**Supplied information**
** begin **

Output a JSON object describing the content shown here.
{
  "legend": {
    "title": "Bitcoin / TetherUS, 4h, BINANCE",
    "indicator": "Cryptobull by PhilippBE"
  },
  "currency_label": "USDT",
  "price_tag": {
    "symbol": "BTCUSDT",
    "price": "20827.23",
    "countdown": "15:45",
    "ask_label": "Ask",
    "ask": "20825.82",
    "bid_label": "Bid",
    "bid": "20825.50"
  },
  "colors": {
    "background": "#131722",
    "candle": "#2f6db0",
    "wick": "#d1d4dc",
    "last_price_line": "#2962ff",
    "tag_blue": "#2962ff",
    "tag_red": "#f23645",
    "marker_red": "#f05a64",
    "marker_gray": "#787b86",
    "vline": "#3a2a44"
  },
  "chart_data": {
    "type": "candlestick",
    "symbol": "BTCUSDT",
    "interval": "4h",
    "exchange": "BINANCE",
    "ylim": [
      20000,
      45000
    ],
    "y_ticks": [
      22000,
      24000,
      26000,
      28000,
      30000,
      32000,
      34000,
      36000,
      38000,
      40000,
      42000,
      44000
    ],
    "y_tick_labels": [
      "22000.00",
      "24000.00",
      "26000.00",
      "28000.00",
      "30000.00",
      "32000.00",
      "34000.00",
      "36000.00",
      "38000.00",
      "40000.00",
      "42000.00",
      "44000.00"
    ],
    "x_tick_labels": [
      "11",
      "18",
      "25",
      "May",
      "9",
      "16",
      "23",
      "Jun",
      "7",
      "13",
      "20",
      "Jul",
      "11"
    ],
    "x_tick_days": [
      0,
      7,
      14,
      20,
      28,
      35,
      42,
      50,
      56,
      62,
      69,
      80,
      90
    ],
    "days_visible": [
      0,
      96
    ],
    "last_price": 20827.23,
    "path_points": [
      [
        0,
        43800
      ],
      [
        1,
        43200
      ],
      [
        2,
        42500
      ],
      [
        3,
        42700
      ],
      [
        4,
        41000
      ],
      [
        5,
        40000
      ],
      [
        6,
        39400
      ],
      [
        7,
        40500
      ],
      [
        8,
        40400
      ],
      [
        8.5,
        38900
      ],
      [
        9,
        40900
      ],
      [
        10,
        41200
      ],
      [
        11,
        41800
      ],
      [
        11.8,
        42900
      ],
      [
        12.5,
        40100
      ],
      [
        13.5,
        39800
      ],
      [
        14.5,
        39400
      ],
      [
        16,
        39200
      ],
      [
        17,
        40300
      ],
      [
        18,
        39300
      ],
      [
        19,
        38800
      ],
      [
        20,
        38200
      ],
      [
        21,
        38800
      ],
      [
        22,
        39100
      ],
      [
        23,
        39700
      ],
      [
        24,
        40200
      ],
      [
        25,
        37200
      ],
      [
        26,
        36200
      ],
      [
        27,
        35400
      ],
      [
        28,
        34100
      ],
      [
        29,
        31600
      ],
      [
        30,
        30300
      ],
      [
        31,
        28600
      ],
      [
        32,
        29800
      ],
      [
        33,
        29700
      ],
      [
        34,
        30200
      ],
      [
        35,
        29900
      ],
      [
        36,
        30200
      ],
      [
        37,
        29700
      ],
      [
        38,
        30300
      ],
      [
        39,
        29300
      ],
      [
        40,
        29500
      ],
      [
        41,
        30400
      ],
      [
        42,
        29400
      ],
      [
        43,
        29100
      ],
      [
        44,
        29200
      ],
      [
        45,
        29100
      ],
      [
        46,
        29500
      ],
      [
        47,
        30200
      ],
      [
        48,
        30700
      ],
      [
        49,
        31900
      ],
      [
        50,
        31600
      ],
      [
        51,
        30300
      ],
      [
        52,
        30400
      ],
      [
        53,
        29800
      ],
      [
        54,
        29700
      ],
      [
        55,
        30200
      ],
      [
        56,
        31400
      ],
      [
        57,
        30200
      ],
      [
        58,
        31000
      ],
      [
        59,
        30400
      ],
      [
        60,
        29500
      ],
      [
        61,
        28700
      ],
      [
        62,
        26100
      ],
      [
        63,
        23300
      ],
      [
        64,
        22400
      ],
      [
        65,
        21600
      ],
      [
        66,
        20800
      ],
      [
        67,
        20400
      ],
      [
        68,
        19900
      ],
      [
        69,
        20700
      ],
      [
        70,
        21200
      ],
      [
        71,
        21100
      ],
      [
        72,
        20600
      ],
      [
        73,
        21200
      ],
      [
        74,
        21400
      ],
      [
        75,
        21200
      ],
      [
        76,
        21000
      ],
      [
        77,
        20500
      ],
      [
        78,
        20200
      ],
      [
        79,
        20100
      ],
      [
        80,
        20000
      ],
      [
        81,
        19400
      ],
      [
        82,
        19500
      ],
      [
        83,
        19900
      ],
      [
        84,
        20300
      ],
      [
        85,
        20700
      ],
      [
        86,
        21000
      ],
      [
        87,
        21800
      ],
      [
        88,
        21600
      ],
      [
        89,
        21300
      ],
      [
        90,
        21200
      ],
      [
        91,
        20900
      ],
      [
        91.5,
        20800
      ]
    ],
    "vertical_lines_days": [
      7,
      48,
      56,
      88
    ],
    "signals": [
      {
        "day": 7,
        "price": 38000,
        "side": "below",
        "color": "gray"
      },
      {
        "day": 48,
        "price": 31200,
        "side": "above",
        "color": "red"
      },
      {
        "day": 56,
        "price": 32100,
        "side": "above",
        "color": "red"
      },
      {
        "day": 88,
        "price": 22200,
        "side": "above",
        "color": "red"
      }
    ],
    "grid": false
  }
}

** end **

**What is needed**
Return the lines above exactly, keeping every word.

**The reply**
Output a JSON object describing the content shown here.
{
  "legend": {
    "title": "Bitcoin / TetherUS, 4h, BINANCE",
    "indicator": "Cryptobull by PhilippBE"
  },
  "currency_label": "USDT",
  "price_tag": {
    "symbol": "BTCUSDT",
    "price": "20827.23",
    "countdown": "15:45",
    "ask_label": "Ask",
    "ask": "20825.82",
    "bid_label": "Bid",
    "bid": "20825.50"
  },
  "colors": {
    "background": "#131722",
    "candle": "#2f6db0",
    "wick": "#d1d4dc",
    "last_price_line": "#2962ff",
    "tag_blue": "#2962ff",
    "tag_red": "#f23645",
    "marker_red": "#f05a64",
    "marker_gray": "#787b86",
    "vline": "#3a2a44"
  },
  "chart_data": {
    "type": "candlestick",
    "symbol": "BTCUSDT",
    "interval": "4h",
    "exchange": "BINANCE",
    "ylim": [
      20000,
      45000
    ],
    "y_ticks": [
      22000,
      24000,
      26000,
      28000,
      30000,
      32000,
      34000,
      36000,
      38000,
      40000,
      42000,
      44000
    ],
    "y_tick_labels": [
      "22000.00",
      "24000.00",
      "26000.00",
      "28000.00",
      "30000.00",
      "32000.00",
      "34000.00",
      "36000.00",
      "38000.00",
      "40000.00",
      "42000.00",
      "44000.00"
    ],
    "x_tick_labels": [
      "11",
      "18",
      "25",
      "May",
      "9",
      "16",
      "23",
      "Jun",
      "7",
      "13",
      "20",
      "Jul",
      "11"
    ],
    "x_tick_days": [
      0,
      7,
      14,
      20,
      28,
      35,
      42,
      50,
      56,
      62,
      69,
      80,
      90
    ],
    "days_visible": [
      0,
      96
    ],
    "last_price": 20827.23,
    "path_points": [
      [
        0,
        43800
      ],
      [
        1,
        43200
      ],
      [
        2,
        42500
      ],
      [
        3,
        42700
      ],
      [
        4,
        41000
      ],
      [
        5,
        40000
      ],
      [
        6,
        39400
      ],
      [
        7,
        40500
      ],
      [
        8,
        40400
      ],
      [
        8.5,
        38900
      ],
      [
        9,
        40900
      ],
      [
        10,
        41200
      ],
      [
        11,
        41800
      ],
      [
        11.8,
        42900
      ],
      [
        12.5,
        40100
      ],
      [
        13.5,
        39800
      ],
      [
        14.5,
        39400
      ],
      [
        16,
        39200
      ],
      [
        17,
        40300
      ],
      [
        18,
        39300
      ],
      [
        19,
        38800
      ],
      [
        20,
        38200
      ],
      [
        21,
        38800
      ],
      [
        22,
        39100
      ],
      [
        23,
        39700
      ],
      [
        24,
        40200
      ],
      [
        25,
        37200
      ],
      [
        26,
        36200
      ],
      [
        27,
        35400
      ],
      [
        28,
        34100
      ],
      [
        29,
        31600
      ],
      [
        30,
        30300
      ],
      [
        31,
        28600
      ],
      [
        32,
        29800
      ],
      [
        33,
        29700
      ],
      [
        34,
        30200
      ],
      [
        35,
        29900
      ],
      [
        36,
        30200
      ],
      [
        37,
        29700
      ],
      [
        38,
        30300
      ],
      [
        39,
        29300
      ],
      [
        40,
        29500
      ],
      [
        41,
        30400
      ],
      [
        42,
        29400
      ],
      [
        43,
        29100
      ],
      [
        44,
        29200
      ],
      [
        45,
        29100
      ],
      [
        46,
        29500
      ],
      [
        47,
        30200
      ],
      [
        48,
        30700
      ],
      [
        49,
        31900
      ],
      [
        50,
        31600
      ],
      [
        51,
        30300
      ],
      [
        52,
        30400
      ],
      [
        53,
        29800
      ],
      [
        54,
        29700
      ],
      [
        55,
        30200
      ],
      [
        56,
        31400
      ],
      [
        57,
        30200
      ],
      [
        58,
        31000
      ],
      [
        59,
        30400
      ],
      [
        60,
        29500
      ],
      [
        61,
        28700
      ],
      [
        62,
        26100
      ],
      [
        63,
        23300
      ],
      [
        64,
        22400
      ],
      [
        65,
        21600
      ],
      [
        66,
        20800
      ],
      [
        67,
        20400
      ],
      [
        68,
        19900
      ],
      [
        69,
        20700
      ],
      [
        70,
        21200
      ],
      [
        71,
        21100
      ],
      [
        72,
        20600
      ],
      [
        73,
        21200
      ],
      [
        74,
        21400
      ],
      [
        75,
        21200
      ],
      [
        76,
        21000
      ],
      [
        77,
        20500
      ],
      [
        78,
        20200
      ],
      [
        79,
        20100
      ],
      [
        80,
        20000
      ],
      [
        81,
        19400
      ],
      [
        82,
        19500
      ],
      [
        83,
        19900
      ],
      [
        84,
        20300
      ],
      [
        85,
        20700
      ],
      [
        86,
        21000
      ],
      [
        87,
        21800
      ],
      [
        88,
        21600
      ],
      [
        89,
        21300
      ],
      [
        90,
        21200
      ],
      [
        91,
        20900
      ],
      [
        91.5,
        20800
      ]
    ],
    "vertical_lines_days": [
      7,
      48,
      56,
      88
    ],
    "signals": [
      {
        "day": 7,
        "price": 38000,
        "side": "below",
        "color": "gray"
      },
      {
        "day": 48,
        "price": 31200,
        "side": "above",
        "color": "red"
      },
      {
        "day": 56,
        "price": 32100,
        "side": "above",
        "color": "red"
      },
      {
        "day": 88,
        "price": 22200,
        "side": "above",
        "color": "red"
      }
    ],
    "grid": false
  }
}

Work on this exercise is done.